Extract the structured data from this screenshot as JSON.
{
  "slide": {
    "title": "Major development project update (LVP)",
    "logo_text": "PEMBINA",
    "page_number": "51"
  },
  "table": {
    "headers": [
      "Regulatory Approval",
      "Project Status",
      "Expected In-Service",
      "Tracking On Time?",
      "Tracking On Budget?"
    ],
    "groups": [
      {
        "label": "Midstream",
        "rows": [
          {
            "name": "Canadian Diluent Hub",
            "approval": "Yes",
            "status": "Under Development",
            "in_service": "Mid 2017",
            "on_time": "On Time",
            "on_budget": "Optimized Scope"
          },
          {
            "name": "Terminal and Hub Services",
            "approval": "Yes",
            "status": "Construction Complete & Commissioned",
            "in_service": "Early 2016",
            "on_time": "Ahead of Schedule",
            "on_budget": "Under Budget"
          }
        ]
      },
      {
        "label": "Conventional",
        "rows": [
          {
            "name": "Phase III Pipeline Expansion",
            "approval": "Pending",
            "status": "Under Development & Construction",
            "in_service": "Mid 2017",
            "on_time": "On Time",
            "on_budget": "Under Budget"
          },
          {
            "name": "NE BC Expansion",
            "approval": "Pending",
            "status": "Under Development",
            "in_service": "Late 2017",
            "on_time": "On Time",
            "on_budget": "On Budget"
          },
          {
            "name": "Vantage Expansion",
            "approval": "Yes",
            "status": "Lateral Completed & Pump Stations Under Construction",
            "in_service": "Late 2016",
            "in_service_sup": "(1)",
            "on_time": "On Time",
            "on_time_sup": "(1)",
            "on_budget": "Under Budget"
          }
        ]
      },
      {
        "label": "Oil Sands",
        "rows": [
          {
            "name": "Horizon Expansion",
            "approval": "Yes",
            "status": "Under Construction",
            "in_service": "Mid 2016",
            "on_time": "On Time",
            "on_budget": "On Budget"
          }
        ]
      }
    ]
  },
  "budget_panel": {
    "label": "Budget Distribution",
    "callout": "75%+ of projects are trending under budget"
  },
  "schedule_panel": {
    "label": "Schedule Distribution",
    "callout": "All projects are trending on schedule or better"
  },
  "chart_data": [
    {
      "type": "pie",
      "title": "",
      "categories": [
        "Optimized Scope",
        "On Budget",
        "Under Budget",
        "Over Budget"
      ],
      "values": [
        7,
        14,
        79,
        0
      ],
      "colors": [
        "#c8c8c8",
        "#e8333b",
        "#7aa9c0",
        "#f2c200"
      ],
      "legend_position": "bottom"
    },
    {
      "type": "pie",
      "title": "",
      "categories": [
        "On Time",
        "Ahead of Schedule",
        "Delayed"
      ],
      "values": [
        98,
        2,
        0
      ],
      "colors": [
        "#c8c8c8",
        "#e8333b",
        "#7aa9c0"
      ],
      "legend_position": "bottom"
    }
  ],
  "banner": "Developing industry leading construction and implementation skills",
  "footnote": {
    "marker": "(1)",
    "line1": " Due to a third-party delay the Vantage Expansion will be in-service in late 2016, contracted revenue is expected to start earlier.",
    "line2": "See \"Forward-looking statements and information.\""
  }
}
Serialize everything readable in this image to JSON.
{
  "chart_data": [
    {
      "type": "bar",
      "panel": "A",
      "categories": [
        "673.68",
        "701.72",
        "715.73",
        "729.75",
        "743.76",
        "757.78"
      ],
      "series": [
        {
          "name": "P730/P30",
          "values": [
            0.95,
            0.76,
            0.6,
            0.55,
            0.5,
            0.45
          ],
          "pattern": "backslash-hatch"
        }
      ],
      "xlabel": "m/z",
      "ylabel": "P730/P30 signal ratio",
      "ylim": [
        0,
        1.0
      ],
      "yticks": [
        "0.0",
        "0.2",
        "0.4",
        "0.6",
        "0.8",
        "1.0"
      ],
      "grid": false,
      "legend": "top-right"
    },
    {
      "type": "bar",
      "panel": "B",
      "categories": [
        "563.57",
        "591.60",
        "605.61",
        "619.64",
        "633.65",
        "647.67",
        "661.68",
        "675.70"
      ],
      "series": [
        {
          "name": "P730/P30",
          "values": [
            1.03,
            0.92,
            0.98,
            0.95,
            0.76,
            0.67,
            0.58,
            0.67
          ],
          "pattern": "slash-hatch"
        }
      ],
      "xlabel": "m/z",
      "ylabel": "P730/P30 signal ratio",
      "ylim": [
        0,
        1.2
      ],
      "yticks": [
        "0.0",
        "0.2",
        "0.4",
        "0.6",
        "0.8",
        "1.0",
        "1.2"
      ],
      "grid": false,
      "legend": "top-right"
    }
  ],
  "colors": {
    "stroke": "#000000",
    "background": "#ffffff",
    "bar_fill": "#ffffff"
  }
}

▬▬▬▬▬▬▬▬▬▬

▶ **Exercise**
Repeat all of the entries exactly.

▶ **Full answer**
Extract the structured data from this screenshot as JSON.
{
  "slide": {
    "title": "Major development project update (LVP)",
    "logo_text": "PEMBINA",
    "page_number": "51"
  },
  "table": {
    "headers": [
      "Regulatory Approval",
      "Project Status",
      "Expected In-Service",
      "Tracking On Time?",
      "Tracking On Budget?"
    ],
    "groups": [
      {
        "label": "Midstream",
        "rows": [
          {
            "name": "Canadian Diluent Hub",
            "approval": "Yes",
            "status": "Under Development",
            "in_service": "Mid 2017",
            "on_time": "On Time",
            "on_budget": "Optimized Scope"
          },
          {
            "name": "Terminal and Hub Services",
            "approval": "Yes",
            "status": "Construction Complete & Commissioned",
            "in_service": "Early 2016",
            "on_time": "Ahead of Schedule",
            "on_budget": "Under Budget"
          }
        ]
      },
      {
        "label": "Conventional",
        "rows": [
          {
            "name": "Phase III Pipeline Expansion",
            "approval": "Pending",
            "status": "Under Development & Construction",
            "in_service": "Mid 2017",
            "on_time": "On Time",
            "on_budget": "Under Budget"
          },
          {
            "name": "NE BC Expansion",
            "approval": "Pending",
            "status": "Under Development",
            "in_service": "Late 2017",
            "on_time": "On Time",
            "on_budget": "On Budget"
          },
          {
            "name": "Vantage Expansion",
            "approval": "Yes",
            "status": "Lateral Completed & Pump Stations Under Construction",
            "in_service": "Late 2016",
            "in_service_sup": "(1)",
            "on_time": "On Time",
            "on_time_sup": "(1)",
            "on_budget": "Under Budget"
          }
        ]
      },
      {
        "label": "Oil Sands",
        "rows": [
          {
            "name": "Horizon Expansion",
            "approval": "Yes",
            "status": "Under Construction",
            "in_service": "Mid 2016",
            "on_time": "On Time",
            "on_budget": "On Budget"
          }
        ]
      }
    ]
  },
  "budget_panel": {
    "label": "Budget Distribution",
    "callout": "75%+ of projects are trending under budget"
  },
  "schedule_panel": {
    "label": "Schedule Distribution",
    "callout": "All projects are trending on schedule or better"
  },
  "chart_data": [
    {
      "type": "pie",
      "title": "",
      "categories": [
        "Optimized Scope",
        "On Budget",
        "Under Budget",
        "Over Budget"
      ],
      "values": [
        7,
        14,
        79,
        0
      ],
      "colors": [
        "#c8c8c8",
        "#e8333b",
        "#7aa9c0",
        "#f2c200"
      ],
      "legend_position": "bottom"
    },
    {
      "type": "pie",
      "title": "",
      "categories": [
        "On Time",
        "Ahead of Schedule",
        "Delayed"
      ],
      "values": [
        98,
        2,
        0
      ],
      "colors": [
        "#c8c8c8",
        "#e8333b",
        "#7aa9c0"
      ],
      "legend_position": "bottom"
    }
  ],
  "banner": "Developing industry leading construction and implementation skills",
  "footnote": {
    "marker": "(1)",
    "line1": " Due to a third-party delay the Vantage Expansion will be in-service in late 2016, contracted revenue is expected to start earlier.",
    "line2": "See \"Forward-looking statements and information.\""
  }
}
Serialize everything readable in this image to JSON.
{
  "chart_data": [
    {
      "type": "bar",
      "panel": "A",
      "categories": [
        "673.68",
        "701.72",
        "715.73",
        "729.75",
        "743.76",
        "757.78"
      ],
      "series": [
        {
          "name": "P730/P30",
          "values": [
            0.95,
            0.76,
            0.6,
            0.55,
            0.5,
            0.45
          ],
          "pattern": "backslash-hatch"
        }
      ],
      "xlabel": "m/z",
      "ylabel": "P730/P30 signal ratio",
      "ylim": [
        0,
        1.0
      ],
      "yticks": [
        "0.0",
        "0.2",
        "0.4",
        "0.6",
        "0.8",
        "1.0"
      ],
      "grid": false,
      "legend": "top-right"
    },
    {
      "type": "bar",
      "panel": "B",
      "categories": [
        "563.57",
        "591.60",
        "605.61",
        "619.64",
        "633.65",
        "647.67",
        "661.68",
        "675.70"
      ],
      "series": [
        {
          "name": "P730/P30",
          "values": [
            1.03,
            0.92,
            0.98,
            0.95,
            0.76,
            0.67,
            0.58,
            0.67
          ],
          "pattern": "slash-hatch"
        }
      ],
      "xlabel": "m/z",
      "ylabel": "P730/P30 signal ratio",
      "ylim": [
        0,
        1.2
      ],
      "yticks": [
        "0.0",
        "0.2",
        "0.4",
        "0.6",
        "0.8",
        "1.0",
        "1.2"
      ],
      "grid": false,
      "legend": "top-right"
    }
  ],
  "colors": {
    "stroke": "#000000",
    "background": "#ffffff",
    "bar_fill": "#ffffff"
  }
}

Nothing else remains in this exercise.